Items listed in a dataset:
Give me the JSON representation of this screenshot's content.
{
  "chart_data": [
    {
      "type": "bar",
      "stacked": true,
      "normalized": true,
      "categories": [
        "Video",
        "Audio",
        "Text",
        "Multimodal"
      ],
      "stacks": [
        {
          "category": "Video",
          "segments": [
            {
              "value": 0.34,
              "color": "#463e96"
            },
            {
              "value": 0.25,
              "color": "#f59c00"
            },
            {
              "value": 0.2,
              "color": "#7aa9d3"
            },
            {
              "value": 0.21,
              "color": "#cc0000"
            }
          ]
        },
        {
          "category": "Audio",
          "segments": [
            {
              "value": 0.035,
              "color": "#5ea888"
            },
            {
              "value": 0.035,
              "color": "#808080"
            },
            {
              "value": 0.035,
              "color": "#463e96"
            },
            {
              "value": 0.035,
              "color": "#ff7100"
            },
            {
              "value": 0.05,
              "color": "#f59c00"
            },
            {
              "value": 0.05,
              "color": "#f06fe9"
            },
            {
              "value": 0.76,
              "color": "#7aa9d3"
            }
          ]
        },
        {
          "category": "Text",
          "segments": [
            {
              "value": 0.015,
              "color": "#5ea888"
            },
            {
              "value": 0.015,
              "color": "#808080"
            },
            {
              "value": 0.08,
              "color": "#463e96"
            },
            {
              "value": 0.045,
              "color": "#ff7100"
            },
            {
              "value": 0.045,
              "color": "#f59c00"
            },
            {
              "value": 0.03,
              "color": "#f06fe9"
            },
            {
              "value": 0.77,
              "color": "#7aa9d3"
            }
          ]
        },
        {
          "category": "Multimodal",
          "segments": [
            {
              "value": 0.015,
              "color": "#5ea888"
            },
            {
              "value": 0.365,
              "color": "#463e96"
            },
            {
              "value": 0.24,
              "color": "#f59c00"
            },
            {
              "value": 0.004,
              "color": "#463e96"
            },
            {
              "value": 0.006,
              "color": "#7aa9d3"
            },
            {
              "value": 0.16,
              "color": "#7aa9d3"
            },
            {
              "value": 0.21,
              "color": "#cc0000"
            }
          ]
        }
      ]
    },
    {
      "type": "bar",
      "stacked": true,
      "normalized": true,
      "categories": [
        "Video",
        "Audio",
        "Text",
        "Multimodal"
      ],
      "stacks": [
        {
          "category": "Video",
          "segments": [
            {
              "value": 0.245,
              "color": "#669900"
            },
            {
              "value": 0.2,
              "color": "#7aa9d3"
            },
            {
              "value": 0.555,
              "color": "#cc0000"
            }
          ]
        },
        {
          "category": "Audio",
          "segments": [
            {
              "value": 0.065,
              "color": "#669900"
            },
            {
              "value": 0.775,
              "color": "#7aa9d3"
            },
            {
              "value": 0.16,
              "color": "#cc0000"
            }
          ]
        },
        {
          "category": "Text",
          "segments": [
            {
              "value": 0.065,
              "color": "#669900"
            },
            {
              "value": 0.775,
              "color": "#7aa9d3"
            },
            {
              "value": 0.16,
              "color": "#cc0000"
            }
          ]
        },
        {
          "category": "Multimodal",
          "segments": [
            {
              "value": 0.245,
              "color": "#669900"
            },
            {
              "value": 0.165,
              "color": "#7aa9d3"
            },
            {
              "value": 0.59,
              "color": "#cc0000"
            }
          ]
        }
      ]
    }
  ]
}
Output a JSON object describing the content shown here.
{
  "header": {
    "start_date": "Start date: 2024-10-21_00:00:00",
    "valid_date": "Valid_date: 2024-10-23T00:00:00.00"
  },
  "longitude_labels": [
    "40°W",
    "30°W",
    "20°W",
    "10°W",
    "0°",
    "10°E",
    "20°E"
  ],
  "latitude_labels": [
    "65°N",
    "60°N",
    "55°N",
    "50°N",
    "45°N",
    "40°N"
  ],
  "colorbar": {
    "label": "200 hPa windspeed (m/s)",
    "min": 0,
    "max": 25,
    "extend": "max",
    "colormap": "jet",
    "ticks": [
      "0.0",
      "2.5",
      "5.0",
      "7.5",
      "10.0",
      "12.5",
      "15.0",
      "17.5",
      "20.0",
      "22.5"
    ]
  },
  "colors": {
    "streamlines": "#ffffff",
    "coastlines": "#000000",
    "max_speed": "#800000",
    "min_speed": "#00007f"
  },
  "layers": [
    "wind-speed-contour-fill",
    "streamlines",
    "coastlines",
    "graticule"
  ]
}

> [PROBLEM STATEMENT]:
Output every entry shown above, exactly.

> [SOLUTION]:
Give me the JSON representation of this screenshot's content.
{
  "chart_data": [
    {
      "type": "bar",
      "stacked": true,
      "normalized": true,
      "categories": [
        "Video",
        "Audio",
        "Text",
        "Multimodal"
      ],
      "stacks": [
        {
          "category": "Video",
          "segments": [
            {
              "value": 0.34,
              "color": "#463e96"
            },
            {
              "value": 0.25,
              "color": "#f59c00"
            },
            {
              "value": 0.2,
              "color": "#7aa9d3"
            },
            {
              "value": 0.21,
              "color": "#cc0000"
            }
          ]
        },
        {
          "category": "Audio",
          "segments": [
            {
              "value": 0.035,
              "color": "#5ea888"
            },
            {
              "value": 0.035,
              "color": "#808080"
            },
            {
              "value": 0.035,
              "color": "#463e96"
            },
            {
              "value": 0.035,
              "color": "#ff7100"
            },
            {
              "value": 0.05,
              "color": "#f59c00"
            },
            {
              "value": 0.05,
              "color": "#f06fe9"
            },
            {
              "value": 0.76,
              "color": "#7aa9d3"
            }
          ]
        },
        {
          "category": "Text",
          "segments": [
            {
              "value": 0.015,
              "color": "#5ea888"
            },
            {
              "value": 0.015,
              "color": "#808080"
            },
            {
              "value": 0.08,
              "color": "#463e96"
            },
            {
              "value": 0.045,
              "color": "#ff7100"
            },
            {
              "value": 0.045,
              "color": "#f59c00"
            },
            {
              "value": 0.03,
              "color": "#f06fe9"
            },
            {
              "value": 0.77,
              "color": "#7aa9d3"
            }
          ]
        },
        {
          "category": "Multimodal",
          "segments": [
            {
              "value": 0.015,
              "color": "#5ea888"
            },
            {
              "value": 0.365,
              "color": "#463e96"
            },
            {
              "value": 0.24,
              "color": "#f59c00"
            },
            {
              "value": 0.004,
              "color": "#463e96"
            },
            {
              "value": 0.006,
              "color": "#7aa9d3"
            },
            {
              "value": 0.16,
              "color": "#7aa9d3"
            },
            {
              "value": 0.21,
              "color": "#cc0000"
            }
          ]
        }
      ]
    },
    {
      "type": "bar",
      "stacked": true,
      "normalized": true,
      "categories": [
        "Video",
        "Audio",
        "Text",
        "Multimodal"
      ],
      "stacks": [
        {
          "category": "Video",
          "segments": [
            {
              "value": 0.245,
              "color": "#669900"
            },
            {
              "value": 0.2,
              "color": "#7aa9d3"
            },
            {
              "value": 0.555,
              "color": "#cc0000"
            }
          ]
        },
        {
          "category": "Audio",
          "segments": [
            {
              "value": 0.065,
              "color": "#669900"
            },
            {
              "value": 0.775,
              "color": "#7aa9d3"
            },
            {
              "value": 0.16,
              "color": "#cc0000"
            }
          ]
        },
        {
          "category": "Text",
          "segments": [
            {
              "value": 0.065,
              "color": "#669900"
            },
            {
              "value": 0.775,
              "color": "#7aa9d3"
            },
            {
              "value": 0.16,
              "color": "#cc0000"
            }
          ]
        },
        {
          "category": "Multimodal",
          "segments": [
            {
              "value": 0.245,
              "color": "#669900"
            },
            {
              "value": 0.165,
              "color": "#7aa9d3"
            },
            {
              "value": 0.59,
              "color": "#cc0000"
            }
          ]
        }
      ]
    }
  ]
}
Output a JSON object describing the content shown here.
{
  "header": {
    "start_date": "Start date: 2024-10-21_00:00:00",
    "valid_date": "Valid_date: 2024-10-23T00:00:00.00"
  },
  "longitude_labels": [
    "40°W",
    "30°W",
    "20°W",
    "10°W",
    "0°",
    "10°E",
    "20°E"
  ],
  "latitude_labels": [
    "65°N",
    "60°N",
    "55°N",
    "50°N",
    "45°N",
    "40°N"
  ],
  "colorbar": {
    "label": "200 hPa windspeed (m/s)",
    "min": 0,
    "max": 25,
    "extend": "max",
    "colormap": "jet",
    "ticks": [
      "0.0",
      "2.5",
      "5.0",
      "7.5",
      "10.0",
      "12.5",
      "15.0",
      "17.5",
      "20.0",
      "22.5"
    ]
  },
  "colors": {
    "streamlines": "#ffffff",
    "coastlines": "#000000",
    "max_speed": "#800000",
    "min_speed": "#00007f"
  },
  "layers": [
    "wind-speed-contour-fill",
    "streamlines",
    "coastlines",
    "graticule"
  ]
}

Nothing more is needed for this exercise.